◆ Aim:
From the review of the Lygon Street documentary score, reproduce word for word the part that opens with the words "The entire score" and closes with "out as well.".

◆ Passage to read:
----------------------------------------
Lygon Street is a famous street in Australia known as being the heart of Italian immigration in post WWII Australia when the country opened up its doors to European immigrants. To call it Little Italy would be an understatement, and this documentary is all about the story of how Lygon Street came to be and how it affected the people around it. The film is a look into how cultures meld and people grow to completely transform a country’s way of living. The eclectic score was composed by Asher Pope, and boy what a wonderful little gem this one is.

I think this score is an absolutely wonderful reflection of the story being told by this documentary. The story is about how Italian immigrants influenced life in Melbourne, Australia. Now we have an Australian composer who has written a wonderful Italian influenced score to accompany the story. In fact I find that to be incredibly poetic. The music feels organic, it feels alive and it fuels the energy of the story. It’s Italian folk inspired with a jazzy band feel. At times you feel like you are immersed in a room full of people and their history, while at times you are locked into the narrative with some beautiful passages. The narrative is very apparent in the music, and Pope does a commendable job of reflecting the story in the music. There is some really genuine emotion in the last few tracks that left me wanting more and wishing there was more than the 30-minutes here. Even if the score is short, it doesn't make it incomplete. There is a wonderful story here worth listening to. Asher Pope is a composer worth discovering too, as his music here is supremely impressive and engrossing.

The entire score was practically done by Pope himself except with some featured saxophone from Melbourne musician Emilia Wilmot. Lygon Street: Si Parla Italiano is a documentary about cultures melding and growing together. It celebrates the beauty of people, customs and ways of life. As well as the conflicts that come with integration. The music is a true reflection of the story and is wonderfully approached and executed. Little gems like this are always a true pleasure to discover and I hope you seek this one out as well.
----------------------------------------
◆ Data lines:
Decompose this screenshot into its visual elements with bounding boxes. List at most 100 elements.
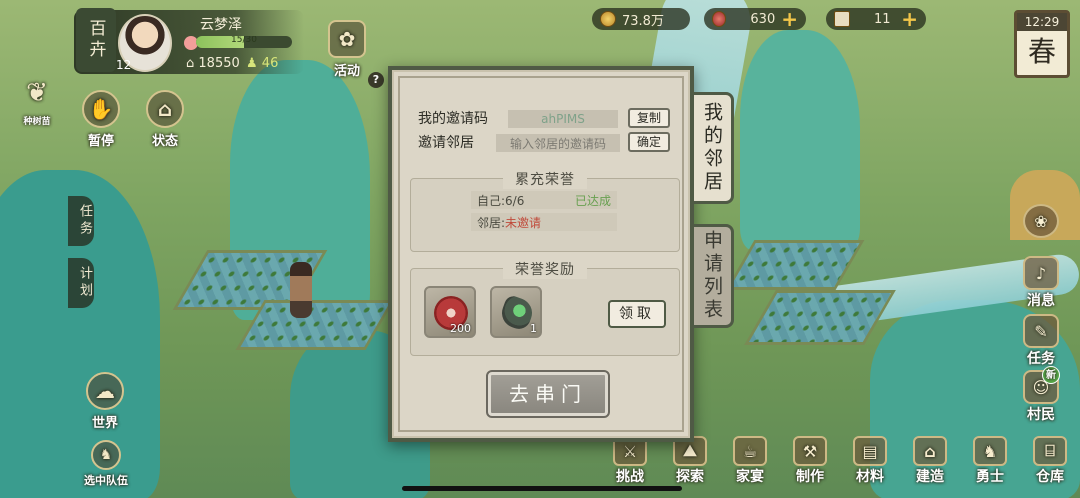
add-gems-icon[interactable]: + [781, 9, 798, 29]
status-label: 状态 [151, 134, 178, 149]
team-button[interactable]: ♞ 选中队伍 [84, 440, 128, 488]
honor-title: 累充荣誉 [503, 169, 587, 189]
reward-title: 荣誉奖励 [503, 259, 587, 279]
world-button[interactable]: ☁ 世界 [86, 372, 124, 431]
xp-bar: 15/30 [196, 36, 292, 48]
neighbor-progress: 邻居: 未邀请 [471, 213, 617, 231]
invite-code-input[interactable]: 输入邻居的邀请码 [496, 134, 620, 152]
world-label: 世界 [91, 416, 118, 431]
invite-label: 邀请邻居 [418, 135, 474, 151]
world-icon: ☁ [86, 372, 124, 410]
plant-sapling-button[interactable]: ❦ 种树苗 [18, 74, 56, 127]
flower-menu-icon: ❀ [1023, 204, 1059, 238]
villager-button[interactable]: ☺ 村民 新 [1012, 366, 1070, 424]
tickets-value: 11 [874, 11, 891, 27]
bottom-menu-item[interactable]: ▤ 材料 [843, 436, 897, 486]
status-button[interactable]: ⌂ 状态 [146, 90, 184, 149]
copy-button[interactable]: 复制 [628, 108, 670, 128]
warrior-icon: ♞ [973, 436, 1007, 466]
brand-tag: 百卉 [76, 8, 116, 72]
team-label: 选中队伍 [84, 474, 128, 487]
self-status: 已达成 [574, 193, 611, 208]
bottom-menu-label: 家宴 [736, 469, 764, 485]
bottom-menu-item[interactable]: ⌂ 建造 [903, 436, 957, 486]
rice-field[interactable] [744, 290, 896, 345]
villager-character[interactable] [290, 262, 312, 318]
bottom-menu-item[interactable]: ⚒ 制作 [783, 436, 837, 486]
clock-time: 12:29 [1017, 13, 1067, 31]
add-tickets-icon[interactable]: + [901, 9, 918, 29]
bottom-menu-label: 挑战 [616, 469, 644, 485]
villager-label: 村民 [1027, 407, 1055, 423]
feast-icon: ☕ [733, 436, 767, 466]
tab-apply-list[interactable]: 申请列表 [694, 224, 734, 328]
tab-my-neighbor[interactable]: 我的邻居 [694, 92, 734, 204]
bottom-menu-label: 制作 [796, 469, 824, 485]
new-badge: 新 [1042, 366, 1060, 384]
gem-icon [712, 11, 727, 27]
home-indicator [402, 486, 682, 491]
menu-button[interactable]: ❀ [1012, 204, 1070, 238]
clock-season[interactable]: 12:29 春 [1014, 10, 1070, 78]
plan-tab[interactable]: 计划 [68, 258, 94, 308]
stat-b: ♟ 46 [246, 56, 278, 71]
ticket-icon [834, 11, 850, 27]
message-button[interactable]: ♪ 消息 [1012, 256, 1070, 310]
neighbor-label: 邻居: [477, 215, 506, 230]
team-icon: ♞ [91, 440, 121, 470]
pause-label: 暂停 [87, 134, 114, 149]
bottom-menu-item[interactable]: ⚔ 挑战 [603, 436, 657, 486]
stat-a-value: 18550 [198, 56, 240, 71]
bottom-menu-label: 建造 [916, 469, 944, 485]
task-button[interactable]: ✎ 任务 [1012, 314, 1070, 368]
warehouse-icon: ⌸ [1033, 436, 1067, 466]
bottom-menu-label: 探索 [676, 469, 704, 485]
task-tab[interactable]: 任务 [68, 196, 94, 246]
house-icon: ⌂ [186, 56, 195, 71]
self-label: 自己:6/6 [477, 193, 525, 208]
bell-icon: ♪ [1023, 256, 1059, 290]
coins-value: 73.8万 [622, 13, 664, 29]
visit-button[interactable]: 去串门 [486, 370, 610, 418]
activity-button[interactable]: ✿ 活动 [328, 20, 366, 79]
xp-text: 15/30 [231, 36, 257, 45]
build-icon: ⌂ [913, 436, 947, 466]
bottom-menu-label: 仓库 [1036, 469, 1064, 485]
activity-label: 活动 [333, 64, 360, 79]
task-label: 任务 [1027, 351, 1055, 367]
bottom-menu-item[interactable]: ☕ 家宴 [723, 436, 777, 486]
bottom-menu-label: 勇士 [976, 469, 1004, 485]
bottom-menu-label: 材料 [856, 469, 884, 485]
bottom-menu-item[interactable]: ⌸ 仓库 [1023, 436, 1077, 486]
hand-icon: ✋ [82, 90, 120, 128]
message-label: 消息 [1027, 293, 1055, 309]
plant-sapling-label: 种树苗 [23, 117, 51, 127]
craft-icon: ⚒ [793, 436, 827, 466]
season: 春 [1027, 35, 1056, 68]
bottom-menu-item[interactable]: ⛰ 探索 [663, 436, 717, 486]
reward-item-flower[interactable]: 200 [424, 286, 476, 338]
gems-pill[interactable]: 630 + [704, 8, 806, 30]
player-level: 12 [116, 58, 132, 72]
sapling-icon: ❦ [26, 78, 48, 108]
lantern-icon: ✿ [328, 20, 366, 58]
claim-button[interactable]: 领取 [608, 300, 666, 328]
neighbor-dialog: 我的邀请码 ahPIMS 复制 邀请邻居 输入邻居的邀请码 确定 累充荣誉 自己… [388, 66, 694, 442]
self-progress: 自己:6/6 已达成 [471, 191, 617, 209]
reward-1-count: 200 [450, 322, 471, 335]
help-icon[interactable]: ? [368, 72, 384, 88]
reward-item-jade[interactable]: 1 [490, 286, 542, 338]
reward-2-count: 1 [530, 322, 537, 335]
coin-icon [600, 11, 616, 27]
scroll-icon: ✎ [1023, 314, 1059, 348]
pause-button[interactable]: ✋ 暂停 [82, 90, 120, 149]
stat-a: ⌂ 18550 [186, 56, 240, 71]
my-code-field: ahPIMS [508, 110, 618, 128]
tickets-pill[interactable]: 11 + [826, 8, 926, 30]
coins-pill[interactable]: 73.8万 [592, 8, 690, 30]
player-name: 云梦泽 [200, 17, 242, 33]
gems-value: 630 [750, 11, 776, 27]
honor-section: 累充荣誉 自己:6/6 已达成 邻居: 未邀请 [410, 169, 680, 252]
confirm-button[interactable]: 确定 [628, 132, 670, 152]
bottom-menu-item[interactable]: ♞ 勇士 [963, 436, 1017, 486]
----------------------------------------
◆ Response:
The entire score was practically done by Pope himself except with some featured saxophone from Melbourne musician Emilia Wilmot. Lygon Street: Si Parla Italiano is a documentary about cultures melding and growing together. It celebrates the beauty of people, customs and ways of life. As well as the conflicts that come with integration. The music is a true reflection of the story and is wonderfully approached and executed. Little gems like this are always a true pleasure to discover and I hope you seek this one out as well.